ENTRIES SUPPLIED:
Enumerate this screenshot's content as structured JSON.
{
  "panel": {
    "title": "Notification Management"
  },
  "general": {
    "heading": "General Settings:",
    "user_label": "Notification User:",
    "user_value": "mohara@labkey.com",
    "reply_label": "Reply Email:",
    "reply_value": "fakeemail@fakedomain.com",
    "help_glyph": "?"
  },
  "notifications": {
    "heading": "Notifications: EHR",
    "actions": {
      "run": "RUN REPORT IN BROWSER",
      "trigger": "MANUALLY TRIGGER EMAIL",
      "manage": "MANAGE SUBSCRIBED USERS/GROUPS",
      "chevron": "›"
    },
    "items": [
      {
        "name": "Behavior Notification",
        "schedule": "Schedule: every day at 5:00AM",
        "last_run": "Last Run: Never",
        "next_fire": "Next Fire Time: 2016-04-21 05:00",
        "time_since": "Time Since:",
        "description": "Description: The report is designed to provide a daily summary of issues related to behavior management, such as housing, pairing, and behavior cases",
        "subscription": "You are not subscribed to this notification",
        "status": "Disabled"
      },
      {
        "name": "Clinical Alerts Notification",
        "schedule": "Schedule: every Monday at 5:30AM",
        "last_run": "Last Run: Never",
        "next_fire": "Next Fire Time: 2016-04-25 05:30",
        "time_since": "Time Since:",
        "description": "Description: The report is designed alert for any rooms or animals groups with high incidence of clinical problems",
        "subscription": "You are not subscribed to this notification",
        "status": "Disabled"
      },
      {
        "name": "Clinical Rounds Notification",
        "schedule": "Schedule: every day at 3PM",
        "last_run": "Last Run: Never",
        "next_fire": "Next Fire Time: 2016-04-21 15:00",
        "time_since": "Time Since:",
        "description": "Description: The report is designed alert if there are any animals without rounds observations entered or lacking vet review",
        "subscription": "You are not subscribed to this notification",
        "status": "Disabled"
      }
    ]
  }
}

WHAT THE EXERCISE ASKS: Repeat every record, keeping each word and mark exactly as it is.

REPLY:
Enumerate this screenshot's content as structured JSON.
{
  "panel": {
    "title": "Notification Management"
  },
  "general": {
    "heading": "General Settings:",
    "user_label": "Notification User:",
    "user_value": "mohara@labkey.com",
    "reply_label": "Reply Email:",
    "reply_value": "fakeemail@fakedomain.com",
    "help_glyph": "?"
  },
  "notifications": {
    "heading": "Notifications: EHR",
    "actions": {
      "run": "RUN REPORT IN BROWSER",
      "trigger": "MANUALLY TRIGGER EMAIL",
      "manage": "MANAGE SUBSCRIBED USERS/GROUPS",
      "chevron": "›"
    },
    "items": [
      {
        "name": "Behavior Notification",
        "schedule": "Schedule: every day at 5:00AM",
        "last_run": "Last Run: Never",
        "next_fire": "Next Fire Time: 2016-04-21 05:00",
        "time_since": "Time Since:",
        "description": "Description: The report is designed to provide a daily summary of issues related to behavior management, such as housing, pairing, and behavior cases",
        "subscription": "You are not subscribed to this notification",
        "status": "Disabled"
      },
      {
        "name": "Clinical Alerts Notification",
        "schedule": "Schedule: every Monday at 5:30AM",
        "last_run": "Last Run: Never",
        "next_fire": "Next Fire Time: 2016-04-25 05:30",
        "time_since": "Time Since:",
        "description": "Description: The report is designed alert for any rooms or animals groups with high incidence of clinical problems",
        "subscription": "You are not subscribed to this notification",
        "status": "Disabled"
      },
      {
        "name": "Clinical Rounds Notification",
        "schedule": "Schedule: every day at 3PM",
        "last_run": "Last Run: Never",
        "next_fire": "Next Fire Time: 2016-04-21 15:00",
        "time_since": "Time Since:",
        "description": "Description: The report is designed alert if there are any animals without rounds observations entered or lacking vet review",
        "subscription": "You are not subscribed to this notification",
        "status": "Disabled"
      }
    ]
  }
}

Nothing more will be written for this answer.